Task instructions:
Rewrite the lines below, replacing each "heart-outline-icon" with "favorite-outline-icon" and leaving everything else unchanged.

Given data:
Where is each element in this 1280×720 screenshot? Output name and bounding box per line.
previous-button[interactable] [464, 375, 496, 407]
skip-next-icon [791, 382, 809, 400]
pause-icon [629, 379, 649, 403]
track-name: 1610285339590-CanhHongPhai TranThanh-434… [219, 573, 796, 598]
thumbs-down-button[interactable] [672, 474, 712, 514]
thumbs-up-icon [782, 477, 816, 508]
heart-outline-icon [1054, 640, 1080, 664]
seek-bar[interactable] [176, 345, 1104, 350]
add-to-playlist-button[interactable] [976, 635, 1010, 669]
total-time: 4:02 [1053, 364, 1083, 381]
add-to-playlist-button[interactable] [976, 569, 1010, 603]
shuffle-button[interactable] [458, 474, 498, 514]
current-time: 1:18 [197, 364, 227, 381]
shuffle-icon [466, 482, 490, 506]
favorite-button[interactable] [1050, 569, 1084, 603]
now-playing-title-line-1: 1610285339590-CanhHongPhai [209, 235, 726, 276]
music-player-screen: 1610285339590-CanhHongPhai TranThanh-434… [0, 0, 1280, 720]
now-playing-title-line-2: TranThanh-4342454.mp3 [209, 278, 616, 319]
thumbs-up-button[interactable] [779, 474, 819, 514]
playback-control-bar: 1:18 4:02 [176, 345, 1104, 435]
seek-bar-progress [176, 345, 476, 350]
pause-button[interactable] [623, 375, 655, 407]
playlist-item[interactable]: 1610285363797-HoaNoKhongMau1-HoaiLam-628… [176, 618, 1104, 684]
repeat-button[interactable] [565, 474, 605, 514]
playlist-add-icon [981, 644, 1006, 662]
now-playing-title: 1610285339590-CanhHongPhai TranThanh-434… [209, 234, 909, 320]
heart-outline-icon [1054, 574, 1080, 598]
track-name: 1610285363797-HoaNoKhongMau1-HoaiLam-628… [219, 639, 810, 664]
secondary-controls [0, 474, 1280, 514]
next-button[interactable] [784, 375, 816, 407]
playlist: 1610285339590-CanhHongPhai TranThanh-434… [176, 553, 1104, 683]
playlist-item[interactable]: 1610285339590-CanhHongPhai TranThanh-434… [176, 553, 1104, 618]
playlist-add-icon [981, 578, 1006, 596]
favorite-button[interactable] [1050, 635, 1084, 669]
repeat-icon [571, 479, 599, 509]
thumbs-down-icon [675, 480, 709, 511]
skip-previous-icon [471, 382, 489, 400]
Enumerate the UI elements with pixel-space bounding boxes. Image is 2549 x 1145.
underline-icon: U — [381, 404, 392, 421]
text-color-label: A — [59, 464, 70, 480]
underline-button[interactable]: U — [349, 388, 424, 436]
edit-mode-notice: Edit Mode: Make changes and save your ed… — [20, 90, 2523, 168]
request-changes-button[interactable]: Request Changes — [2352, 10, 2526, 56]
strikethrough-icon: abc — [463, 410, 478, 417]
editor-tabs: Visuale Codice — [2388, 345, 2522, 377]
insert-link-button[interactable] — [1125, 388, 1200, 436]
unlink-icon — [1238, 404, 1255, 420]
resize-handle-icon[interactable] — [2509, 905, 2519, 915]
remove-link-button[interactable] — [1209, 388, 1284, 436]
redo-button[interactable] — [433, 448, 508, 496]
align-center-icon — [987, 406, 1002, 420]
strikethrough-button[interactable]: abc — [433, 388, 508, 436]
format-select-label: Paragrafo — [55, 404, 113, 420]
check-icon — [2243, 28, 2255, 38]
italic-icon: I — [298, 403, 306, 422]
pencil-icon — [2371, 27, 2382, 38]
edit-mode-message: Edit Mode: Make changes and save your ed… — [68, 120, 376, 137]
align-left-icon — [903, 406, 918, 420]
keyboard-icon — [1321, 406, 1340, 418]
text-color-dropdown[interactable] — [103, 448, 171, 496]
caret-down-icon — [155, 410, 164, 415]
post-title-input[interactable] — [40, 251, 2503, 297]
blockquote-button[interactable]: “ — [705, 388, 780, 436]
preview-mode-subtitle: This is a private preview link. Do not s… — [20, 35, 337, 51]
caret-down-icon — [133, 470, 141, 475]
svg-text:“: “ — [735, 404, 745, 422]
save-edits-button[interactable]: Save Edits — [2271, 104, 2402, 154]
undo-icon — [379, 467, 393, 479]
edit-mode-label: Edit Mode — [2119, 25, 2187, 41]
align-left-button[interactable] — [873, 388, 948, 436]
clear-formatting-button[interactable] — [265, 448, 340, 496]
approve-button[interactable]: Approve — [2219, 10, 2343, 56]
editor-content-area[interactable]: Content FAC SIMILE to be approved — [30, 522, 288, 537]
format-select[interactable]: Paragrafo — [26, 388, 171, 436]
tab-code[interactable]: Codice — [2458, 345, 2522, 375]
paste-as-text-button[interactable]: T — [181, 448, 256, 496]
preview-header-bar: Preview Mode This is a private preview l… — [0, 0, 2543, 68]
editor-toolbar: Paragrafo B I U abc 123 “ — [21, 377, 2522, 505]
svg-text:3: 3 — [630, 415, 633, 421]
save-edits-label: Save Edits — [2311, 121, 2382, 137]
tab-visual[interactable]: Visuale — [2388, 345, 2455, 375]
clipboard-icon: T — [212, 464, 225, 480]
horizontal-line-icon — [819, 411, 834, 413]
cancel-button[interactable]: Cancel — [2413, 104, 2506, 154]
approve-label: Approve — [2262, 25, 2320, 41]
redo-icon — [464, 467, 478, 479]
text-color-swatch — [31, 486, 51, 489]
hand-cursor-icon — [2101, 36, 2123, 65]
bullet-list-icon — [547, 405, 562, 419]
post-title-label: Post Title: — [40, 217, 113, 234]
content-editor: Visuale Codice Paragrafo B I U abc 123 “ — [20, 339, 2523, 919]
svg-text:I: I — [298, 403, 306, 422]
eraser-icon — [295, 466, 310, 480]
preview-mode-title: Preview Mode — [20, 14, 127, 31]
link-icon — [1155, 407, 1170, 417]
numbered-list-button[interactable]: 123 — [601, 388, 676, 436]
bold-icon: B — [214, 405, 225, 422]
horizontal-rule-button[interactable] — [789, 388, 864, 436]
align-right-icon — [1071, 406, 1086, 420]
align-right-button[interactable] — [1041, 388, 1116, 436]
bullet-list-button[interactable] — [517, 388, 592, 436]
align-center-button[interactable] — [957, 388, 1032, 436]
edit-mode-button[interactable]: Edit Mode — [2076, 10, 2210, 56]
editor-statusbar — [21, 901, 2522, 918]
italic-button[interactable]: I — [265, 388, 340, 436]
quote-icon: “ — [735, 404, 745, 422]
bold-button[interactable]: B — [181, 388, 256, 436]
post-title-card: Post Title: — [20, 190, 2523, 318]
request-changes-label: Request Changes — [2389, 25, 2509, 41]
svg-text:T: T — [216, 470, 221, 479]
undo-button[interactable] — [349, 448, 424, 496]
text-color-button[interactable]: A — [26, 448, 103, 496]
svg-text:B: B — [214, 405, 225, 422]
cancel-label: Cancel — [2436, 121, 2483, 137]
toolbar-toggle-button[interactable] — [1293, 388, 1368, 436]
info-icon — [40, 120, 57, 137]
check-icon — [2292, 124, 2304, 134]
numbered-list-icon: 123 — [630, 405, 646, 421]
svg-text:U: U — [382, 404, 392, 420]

Finished task:
Where is each element in this 1280×720 screenshot? Output name and bounding box per line.
previous-button[interactable] [464, 375, 496, 407]
skip-next-icon [791, 382, 809, 400]
pause-icon [629, 379, 649, 403]
track-name: 1610285339590-CanhHongPhai TranThanh-434… [219, 573, 796, 598]
thumbs-down-button[interactable] [672, 474, 712, 514]
thumbs-up-icon [782, 477, 816, 508]
favorite-outline-icon [1054, 640, 1080, 664]
seek-bar[interactable] [176, 345, 1104, 350]
add-to-playlist-button[interactable] [976, 635, 1010, 669]
total-time: 4:02 [1053, 364, 1083, 381]
add-to-playlist-button[interactable] [976, 569, 1010, 603]
shuffle-button[interactable] [458, 474, 498, 514]
current-time: 1:18 [197, 364, 227, 381]
shuffle-icon [466, 482, 490, 506]
favorite-button[interactable] [1050, 569, 1084, 603]
now-playing-title-line-1: 1610285339590-CanhHongPhai [209, 235, 726, 276]
music-player-screen: 1610285339590-CanhHongPhai TranThanh-434… [0, 0, 1280, 720]
now-playing-title-line-2: TranThanh-4342454.mp3 [209, 278, 616, 319]
thumbs-up-button[interactable] [779, 474, 819, 514]
playback-control-bar: 1:18 4:02 [176, 345, 1104, 435]
seek-bar-progress [176, 345, 476, 350]
pause-button[interactable] [623, 375, 655, 407]
playlist-item[interactable]: 1610285363797-HoaNoKhongMau1-HoaiLam-628… [176, 618, 1104, 684]
repeat-button[interactable] [565, 474, 605, 514]
playlist-add-icon [981, 644, 1006, 662]
now-playing-title: 1610285339590-CanhHongPhai TranThanh-434… [209, 234, 909, 320]
favorite-outline-icon [1054, 574, 1080, 598]
track-name: 1610285363797-HoaNoKhongMau1-HoaiLam-628… [219, 639, 810, 664]
secondary-controls [0, 474, 1280, 514]
next-button[interactable] [784, 375, 816, 407]
playlist: 1610285339590-CanhHongPhai TranThanh-434… [176, 553, 1104, 683]
playlist-item[interactable]: 1610285339590-CanhHongPhai TranThanh-434… [176, 553, 1104, 618]
playlist-add-icon [981, 578, 1006, 596]
favorite-button[interactable] [1050, 635, 1084, 669]
repeat-icon [571, 479, 599, 509]
thumbs-down-icon [675, 480, 709, 511]
skip-previous-icon [471, 382, 489, 400]
Enumerate the UI elements with pixel-space bounding boxes. Image is 2549 x 1145.
underline-icon: U — [381, 404, 392, 421]
text-color-label: A — [59, 464, 70, 480]
underline-button[interactable]: U — [349, 388, 424, 436]
edit-mode-notice: Edit Mode: Make changes and save your ed… — [20, 90, 2523, 168]
request-changes-button[interactable]: Request Changes — [2352, 10, 2526, 56]
strikethrough-icon: abc — [463, 410, 478, 417]
editor-tabs: Visuale Codice — [2388, 345, 2522, 377]
insert-link-button[interactable] — [1125, 388, 1200, 436]
unlink-icon — [1238, 404, 1255, 420]
resize-handle-icon[interactable] — [2509, 905, 2519, 915]
remove-link-button[interactable] — [1209, 388, 1284, 436]
redo-button[interactable] — [433, 448, 508, 496]
align-center-icon — [987, 406, 1002, 420]
strikethrough-button[interactable]: abc — [433, 388, 508, 436]
format-select-label: Paragrafo — [55, 404, 113, 420]
check-icon — [2243, 28, 2255, 38]
italic-icon: I — [298, 403, 306, 422]
pencil-icon — [2371, 27, 2382, 38]
edit-mode-message: Edit Mode: Make changes and save your ed… — [68, 120, 376, 137]
align-left-icon — [903, 406, 918, 420]
keyboard-icon — [1321, 406, 1340, 418]
text-color-dropdown[interactable] — [103, 448, 171, 496]
caret-down-icon — [155, 410, 164, 415]
post-title-input[interactable] — [40, 251, 2503, 297]
blockquote-button[interactable]: “ — [705, 388, 780, 436]
preview-mode-subtitle: This is a private preview link. Do not s… — [20, 35, 337, 51]
caret-down-icon — [133, 470, 141, 475]
svg-text:“: “ — [735, 404, 745, 422]
save-edits-button[interactable]: Save Edits — [2271, 104, 2402, 154]
undo-icon — [379, 467, 393, 479]
edit-mode-label: Edit Mode — [2119, 25, 2187, 41]
align-left-button[interactable] — [873, 388, 948, 436]
clear-formatting-button[interactable] — [265, 448, 340, 496]
approve-button[interactable]: Approve — [2219, 10, 2343, 56]
editor-content-area[interactable]: Content FAC SIMILE to be approved — [30, 522, 288, 537]
format-select[interactable]: Paragrafo — [26, 388, 171, 436]
tab-code[interactable]: Codice — [2458, 345, 2522, 375]
paste-as-text-button[interactable]: T — [181, 448, 256, 496]
preview-header-bar: Preview Mode This is a private preview l… — [0, 0, 2543, 68]
editor-toolbar: Paragrafo B I U abc 123 “ — [21, 377, 2522, 505]
svg-text:3: 3 — [630, 415, 633, 421]
save-edits-label: Save Edits — [2311, 121, 2382, 137]
tab-visual[interactable]: Visuale — [2388, 345, 2455, 375]
clipboard-icon: T — [212, 464, 225, 480]
horizontal-line-icon — [819, 411, 834, 413]
cancel-button[interactable]: Cancel — [2413, 104, 2506, 154]
approve-label: Approve — [2262, 25, 2320, 41]
redo-icon — [464, 467, 478, 479]
text-color-swatch — [31, 486, 51, 489]
hand-cursor-icon — [2101, 36, 2123, 65]
bullet-list-icon — [547, 405, 562, 419]
post-title-label: Post Title: — [40, 217, 113, 234]
content-editor: Visuale Codice Paragrafo B I U abc 123 “ — [20, 339, 2523, 919]
svg-text:I: I — [298, 403, 306, 422]
eraser-icon — [295, 466, 310, 480]
preview-mode-title: Preview Mode — [20, 14, 127, 31]
link-icon — [1155, 407, 1170, 417]
numbered-list-button[interactable]: 123 — [601, 388, 676, 436]
bold-icon: B — [214, 405, 225, 422]
horizontal-rule-button[interactable] — [789, 388, 864, 436]
align-right-icon — [1071, 406, 1086, 420]
align-right-button[interactable] — [1041, 388, 1116, 436]
bullet-list-button[interactable] — [517, 388, 592, 436]
align-center-button[interactable] — [957, 388, 1032, 436]
edit-mode-button[interactable]: Edit Mode — [2076, 10, 2210, 56]
editor-statusbar — [21, 901, 2522, 918]
italic-button[interactable]: I — [265, 388, 340, 436]
quote-icon: “ — [735, 404, 745, 422]
bold-button[interactable]: B — [181, 388, 256, 436]
post-title-card: Post Title: — [20, 190, 2523, 318]
request-changes-label: Request Changes — [2389, 25, 2509, 41]
svg-text:T: T — [216, 470, 221, 479]
undo-button[interactable] — [349, 448, 424, 496]
text-color-button[interactable]: A — [26, 448, 103, 496]
svg-text:B: B — [214, 405, 225, 422]
cancel-label: Cancel — [2436, 121, 2483, 137]
toolbar-toggle-button[interactable] — [1293, 388, 1368, 436]
info-icon — [40, 120, 57, 137]
check-icon — [2292, 124, 2304, 134]
numbered-list-icon: 123 — [630, 405, 646, 421]
svg-text:U: U — [382, 404, 392, 420]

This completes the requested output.